> _Supplied material_:
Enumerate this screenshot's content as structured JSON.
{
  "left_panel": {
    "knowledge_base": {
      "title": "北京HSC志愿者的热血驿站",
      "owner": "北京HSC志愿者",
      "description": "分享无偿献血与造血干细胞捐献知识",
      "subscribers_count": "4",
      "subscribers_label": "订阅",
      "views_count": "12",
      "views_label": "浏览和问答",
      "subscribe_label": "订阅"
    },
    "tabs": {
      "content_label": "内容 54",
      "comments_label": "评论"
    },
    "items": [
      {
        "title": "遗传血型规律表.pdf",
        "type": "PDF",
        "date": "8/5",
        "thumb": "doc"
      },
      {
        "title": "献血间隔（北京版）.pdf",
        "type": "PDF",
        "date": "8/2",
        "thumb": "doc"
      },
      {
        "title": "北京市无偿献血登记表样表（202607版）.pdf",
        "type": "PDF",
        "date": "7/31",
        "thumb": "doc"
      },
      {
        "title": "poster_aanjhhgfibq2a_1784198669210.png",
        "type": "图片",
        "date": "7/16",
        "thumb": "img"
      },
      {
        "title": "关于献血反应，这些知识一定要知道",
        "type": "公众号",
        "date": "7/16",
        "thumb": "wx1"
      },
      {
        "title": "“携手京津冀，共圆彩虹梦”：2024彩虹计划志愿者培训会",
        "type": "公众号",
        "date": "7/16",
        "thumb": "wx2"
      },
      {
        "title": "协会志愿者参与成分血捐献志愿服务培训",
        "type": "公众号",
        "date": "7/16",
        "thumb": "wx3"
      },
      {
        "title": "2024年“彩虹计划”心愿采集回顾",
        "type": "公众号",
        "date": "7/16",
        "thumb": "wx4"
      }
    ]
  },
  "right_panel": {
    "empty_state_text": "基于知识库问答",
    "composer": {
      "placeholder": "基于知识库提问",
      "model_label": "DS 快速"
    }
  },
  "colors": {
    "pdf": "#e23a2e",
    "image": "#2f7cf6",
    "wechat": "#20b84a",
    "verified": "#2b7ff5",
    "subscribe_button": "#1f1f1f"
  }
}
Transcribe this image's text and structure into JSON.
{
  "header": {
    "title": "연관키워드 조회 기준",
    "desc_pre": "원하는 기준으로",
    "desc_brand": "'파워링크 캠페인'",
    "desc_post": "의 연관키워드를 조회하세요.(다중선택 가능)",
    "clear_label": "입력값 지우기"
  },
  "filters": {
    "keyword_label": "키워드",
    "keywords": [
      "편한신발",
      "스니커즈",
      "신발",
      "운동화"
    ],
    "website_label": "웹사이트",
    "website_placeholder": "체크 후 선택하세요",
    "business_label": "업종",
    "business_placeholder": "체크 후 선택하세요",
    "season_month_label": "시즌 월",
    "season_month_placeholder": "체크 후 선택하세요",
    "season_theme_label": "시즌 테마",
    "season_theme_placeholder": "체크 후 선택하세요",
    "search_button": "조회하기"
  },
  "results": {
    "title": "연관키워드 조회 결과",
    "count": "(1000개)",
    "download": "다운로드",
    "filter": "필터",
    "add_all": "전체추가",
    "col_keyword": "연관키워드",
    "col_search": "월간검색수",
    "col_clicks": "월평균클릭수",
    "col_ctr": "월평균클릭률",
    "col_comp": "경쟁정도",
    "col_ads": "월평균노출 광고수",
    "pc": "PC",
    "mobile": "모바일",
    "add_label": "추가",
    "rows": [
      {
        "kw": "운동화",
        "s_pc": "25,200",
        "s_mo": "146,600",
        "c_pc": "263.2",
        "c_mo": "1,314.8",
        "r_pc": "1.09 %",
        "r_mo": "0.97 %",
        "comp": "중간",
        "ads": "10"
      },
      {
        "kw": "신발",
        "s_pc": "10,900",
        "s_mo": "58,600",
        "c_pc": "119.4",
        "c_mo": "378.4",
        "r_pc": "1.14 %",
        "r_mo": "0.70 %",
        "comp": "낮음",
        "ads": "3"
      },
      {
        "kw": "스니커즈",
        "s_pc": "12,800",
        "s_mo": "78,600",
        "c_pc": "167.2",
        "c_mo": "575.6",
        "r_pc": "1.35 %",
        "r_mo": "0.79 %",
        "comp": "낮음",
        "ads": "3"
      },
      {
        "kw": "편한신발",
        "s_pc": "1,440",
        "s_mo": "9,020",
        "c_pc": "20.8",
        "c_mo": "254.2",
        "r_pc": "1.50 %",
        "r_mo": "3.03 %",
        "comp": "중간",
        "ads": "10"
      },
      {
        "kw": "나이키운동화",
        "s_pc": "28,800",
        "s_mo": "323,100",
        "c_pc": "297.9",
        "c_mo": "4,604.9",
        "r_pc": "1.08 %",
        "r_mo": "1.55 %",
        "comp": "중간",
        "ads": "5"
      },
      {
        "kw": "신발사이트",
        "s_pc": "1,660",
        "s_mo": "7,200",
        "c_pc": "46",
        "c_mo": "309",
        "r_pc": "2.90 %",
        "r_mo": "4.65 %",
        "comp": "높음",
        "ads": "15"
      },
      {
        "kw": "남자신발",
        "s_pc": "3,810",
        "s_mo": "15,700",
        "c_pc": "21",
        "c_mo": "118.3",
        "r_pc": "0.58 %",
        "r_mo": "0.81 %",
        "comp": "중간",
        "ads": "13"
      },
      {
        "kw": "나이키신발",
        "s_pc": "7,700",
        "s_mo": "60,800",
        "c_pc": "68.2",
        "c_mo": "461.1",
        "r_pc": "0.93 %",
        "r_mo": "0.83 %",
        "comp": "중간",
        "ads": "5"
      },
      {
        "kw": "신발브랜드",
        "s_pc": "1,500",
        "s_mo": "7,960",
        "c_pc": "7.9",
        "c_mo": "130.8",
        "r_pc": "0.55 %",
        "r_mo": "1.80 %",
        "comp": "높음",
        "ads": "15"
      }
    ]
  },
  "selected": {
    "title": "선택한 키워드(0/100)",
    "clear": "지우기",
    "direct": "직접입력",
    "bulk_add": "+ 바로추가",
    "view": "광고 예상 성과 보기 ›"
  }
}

> _Directive_:
Look through the entries and work out how many lines have the word "thumb" in them; reply with that number only.

> _Task output_:
8